* [Records for this task]:
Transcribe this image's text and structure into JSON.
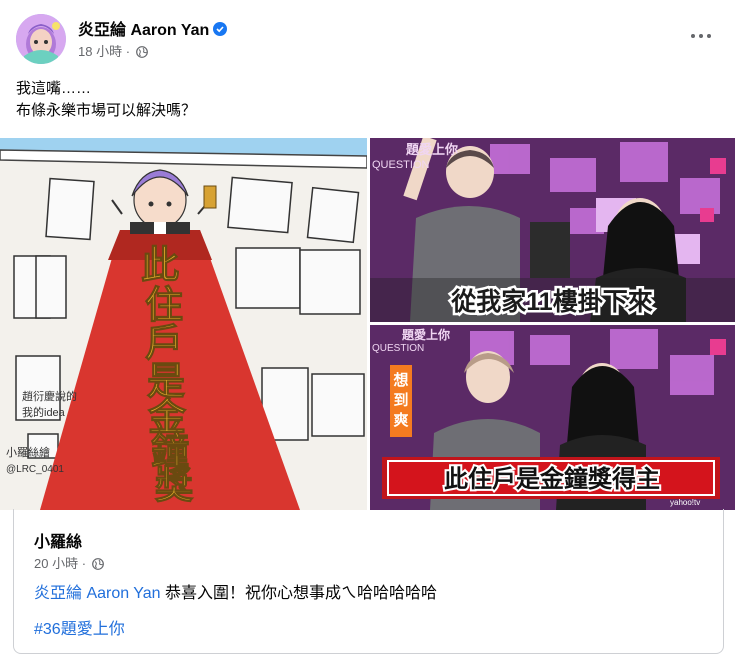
{
  "post": {
    "author": "炎亞綸 Aaron Yan",
    "time": "18 小時",
    "separator": "·",
    "text_line1": "我這嘴……",
    "text_line2": "布條永樂市場可以解決嗎？"
  },
  "media": {
    "left_banner_text": "此住戶是金鐘獎得主",
    "left_signature1": "小羅絲繪",
    "left_signature2": "@LRC_0401",
    "left_small_note1": "趙衍慶說的",
    "left_small_note2": "我的idea",
    "right_top_logo": "題愛上你",
    "right_top_logo_sub": "QUESTION",
    "right_top_caption": "從我家11樓掛下來",
    "right_bot_logo": "題愛上你",
    "right_bot_logo_sub": "QUESTION",
    "right_bot_badge": "想到爽",
    "right_bot_caption": "此住戶是金鐘獎得主",
    "right_bot_watermark": "yahoo!tv"
  },
  "shared": {
    "author": "小羅絲",
    "time": "20 小時",
    "separator": "·",
    "mention": "炎亞綸 Aaron Yan",
    "text_rest": " 恭喜入圍！祝你心想事成ㄟ哈哈哈哈哈",
    "hashtag": "#36題愛上你"
  },
  "colors": {
    "link": "#216fdb",
    "meta": "#65676b",
    "verified": "#1877f2",
    "carpet": "#d9362f",
    "caption_text": "#d4141c"
  },
  "icons": [
    "verified-badge-icon",
    "globe-icon",
    "more-options-icon"
  ]
}
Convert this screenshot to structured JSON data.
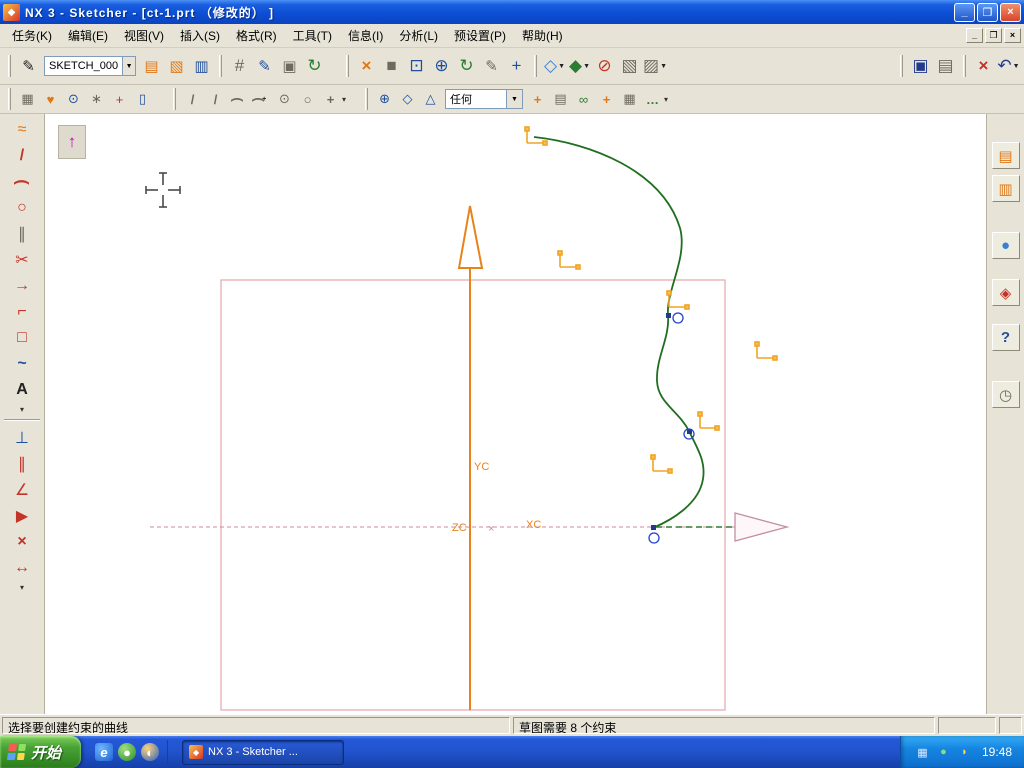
{
  "title_bar": {
    "title": "NX 3 - Sketcher - [ct-1.prt （修改的） ]"
  },
  "window_controls": {
    "minimize": "_",
    "restore": "❐",
    "close": "×"
  },
  "mdi_controls": {
    "minimize": "_",
    "restore": "❐",
    "close": "×"
  },
  "menu_bar": {
    "items": [
      "任务(K)",
      "编辑(E)",
      "视图(V)",
      "插入(S)",
      "格式(R)",
      "工具(T)",
      "信息(I)",
      "分析(L)",
      "预设置(P)",
      "帮助(H)"
    ]
  },
  "toolbar_sketch": {
    "sketch_name": "SKETCH_000"
  },
  "toolbar_snap": {
    "selected": "任何"
  },
  "icons": {
    "app": "◆",
    "dropdown": "▼",
    "sketch": "✎",
    "update": "▤",
    "notebook": "▧",
    "drum": "▥",
    "grid": "#",
    "annotate": "✎",
    "copy": "▣",
    "cycle": "↻",
    "finish": "×",
    "shade": "■",
    "zoom_window": "⊡",
    "zoom_inout": "⊕",
    "refresh": "↻",
    "edit_sheet": "✎",
    "pan": "+",
    "cube_wire": "◇",
    "cube_shaded": "◆",
    "no_entry": "⊘",
    "cube_gray": "▧",
    "cube_face": "▨",
    "save": "▣",
    "print": "▤",
    "delete": "×",
    "undo": "↶",
    "profile_grid": "▦",
    "favorite": "♥",
    "find": "⊙",
    "wand": "∗",
    "point_plus": "+",
    "jar": "▯",
    "line": "/",
    "line2": "/",
    "arc": "(",
    "arc3": "(",
    "circle_dot": "⊙",
    "circle": "○",
    "plus": "+",
    "snap_point": "⊕",
    "snap_end": "◇",
    "snap_mid": "△",
    "pin": "+",
    "layers": "▤",
    "chain": "∞",
    "plus_org": "+",
    "grid2": "▦",
    "dots": "…",
    "lt_profile": "≈",
    "lt_line": "/",
    "lt_arc": "(",
    "lt_circle": "○",
    "lt_derived": "∥",
    "lt_trim": "✂",
    "lt_extend": "→",
    "lt_fillet": "⌐",
    "lt_rect": "□",
    "lt_spline": "~",
    "lt_text": "A",
    "lt_more": "▾",
    "lt_constraint": "⊥",
    "lt_auto_constraint": "∥",
    "lt_show_constraint": "∠",
    "lt_animate": "▶",
    "lt_remove_constraint": "×",
    "lt_dimension": "↔",
    "rt_assembly_nav": "▤",
    "rt_part_nav": "▥",
    "rt_web": "●",
    "rt_roles": "◈",
    "rt_help": "?",
    "rt_history": "◷",
    "orient_arrow": "↑",
    "ql_ie": "e",
    "ql_msg": "●",
    "ql_browser": "◐",
    "tray_keyboard": "▦",
    "tray_green": "●",
    "tray_vol": "◗",
    "task_icon": "◆"
  },
  "canvas": {
    "axis_y_label": "YC",
    "axis_x_label": "XC",
    "origin_label": "ZC",
    "origin_mark": "×"
  },
  "status_bar": {
    "prompt": "选择要创建约束的曲线",
    "hint": "草图需要 8 个约束"
  },
  "taskbar": {
    "start": "开始",
    "task": "NX 3 - Sketcher ...",
    "clock": "19:48"
  }
}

* [Short problem]:
Generate a word-for-word copy of the preceding records, excluding all pictures.

* [The output]:
Transcribe this image's text and structure into JSON.
{
  "post": {
    "author": "炎亞綸 Aaron Yan",
    "time": "18 小時",
    "separator": "·",
    "text_line1": "我這嘴……",
    "text_line2": "布條永樂市場可以解決嗎？"
  },
  "media": {
    "left_banner_text": "此住戶是金鐘獎得主",
    "left_signature1": "小羅絲繪",
    "left_signature2": "@LRC_0401",
    "left_small_note1": "趙衍慶說的",
    "left_small_note2": "我的idea",
    "right_top_logo": "題愛上你",
    "right_top_logo_sub": "QUESTION",
    "right_top_caption": "從我家11樓掛下來",
    "right_bot_logo": "題愛上你",
    "right_bot_logo_sub": "QUESTION",
    "right_bot_badge": "想到爽",
    "right_bot_caption": "此住戶是金鐘獎得主",
    "right_bot_watermark": "yahoo!tv"
  },
  "shared": {
    "author": "小羅絲",
    "time": "20 小時",
    "separator": "·",
    "mention": "炎亞綸 Aaron Yan",
    "text_rest": " 恭喜入圍！祝你心想事成ㄟ哈哈哈哈哈",
    "hashtag": "#36題愛上你"
  },
  "colors": {
    "link": "#216fdb",
    "meta": "#65676b",
    "verified": "#1877f2",
    "carpet": "#d9362f",
    "caption_text": "#d4141c"
  },
  "icons": [
    "verified-badge-icon",
    "globe-icon",
    "more-options-icon"
  ]
}
Convert this screenshot to structured JSON data.
{
  "title_bar": {
    "title": "NX 3 - Sketcher - [ct-1.prt （修改的） ]"
  },
  "window_controls": {
    "minimize": "_",
    "restore": "❐",
    "close": "×"
  },
  "mdi_controls": {
    "minimize": "_",
    "restore": "❐",
    "close": "×"
  },
  "menu_bar": {
    "items": [
      "任务(K)",
      "编辑(E)",
      "视图(V)",
      "插入(S)",
      "格式(R)",
      "工具(T)",
      "信息(I)",
      "分析(L)",
      "预设置(P)",
      "帮助(H)"
    ]
  },
  "toolbar_sketch": {
    "sketch_name": "SKETCH_000"
  },
  "toolbar_snap": {
    "selected": "任何"
  },
  "icons": {
    "app": "◆",
    "dropdown": "▼",
    "sketch": "✎",
    "update": "▤",
    "notebook": "▧",
    "drum": "▥",
    "grid": "#",
    "annotate": "✎",
    "copy": "▣",
    "cycle": "↻",
    "finish": "×",
    "shade": "■",
    "zoom_window": "⊡",
    "zoom_inout": "⊕",
    "refresh": "↻",
    "edit_sheet": "✎",
    "pan": "+",
    "cube_wire": "◇",
    "cube_shaded": "◆",
    "no_entry": "⊘",
    "cube_gray": "▧",
    "cube_face": "▨",
    "save": "▣",
    "print": "▤",
    "delete": "×",
    "undo": "↶",
    "profile_grid": "▦",
    "favorite": "♥",
    "find": "⊙",
    "wand": "∗",
    "point_plus": "+",
    "jar": "▯",
    "line": "/",
    "line2": "/",
    "arc": "(",
    "arc3": "(",
    "circle_dot": "⊙",
    "circle": "○",
    "plus": "+",
    "snap_point": "⊕",
    "snap_end": "◇",
    "snap_mid": "△",
    "pin": "+",
    "layers": "▤",
    "chain": "∞",
    "plus_org": "+",
    "grid2": "▦",
    "dots": "…",
    "lt_profile": "≈",
    "lt_line": "/",
    "lt_arc": "(",
    "lt_circle": "○",
    "lt_derived": "∥",
    "lt_trim": "✂",
    "lt_extend": "→",
    "lt_fillet": "⌐",
    "lt_rect": "□",
    "lt_spline": "~",
    "lt_text": "A",
    "lt_more": "▾",
    "lt_constraint": "⊥",
    "lt_auto_constraint": "∥",
    "lt_show_constraint": "∠",
    "lt_animate": "▶",
    "lt_remove_constraint": "×",
    "lt_dimension": "↔",
    "rt_assembly_nav": "▤",
    "rt_part_nav": "▥",
    "rt_web": "●",
    "rt_roles": "◈",
    "rt_help": "?",
    "rt_history": "◷",
    "orient_arrow": "↑",
    "ql_ie": "e",
    "ql_msg": "●",
    "ql_browser": "◐",
    "tray_keyboard": "▦",
    "tray_green": "●",
    "tray_vol": "◗",
    "task_icon": "◆"
  },
  "canvas": {
    "axis_y_label": "YC",
    "axis_x_label": "XC",
    "origin_label": "ZC",
    "origin_mark": "×"
  },
  "status_bar": {
    "prompt": "选择要创建约束的曲线",
    "hint": "草图需要 8 个约束"
  },
  "taskbar": {
    "start": "开始",
    "task": "NX 3 - Sketcher ...",
    "clock": "19:48"
  }
}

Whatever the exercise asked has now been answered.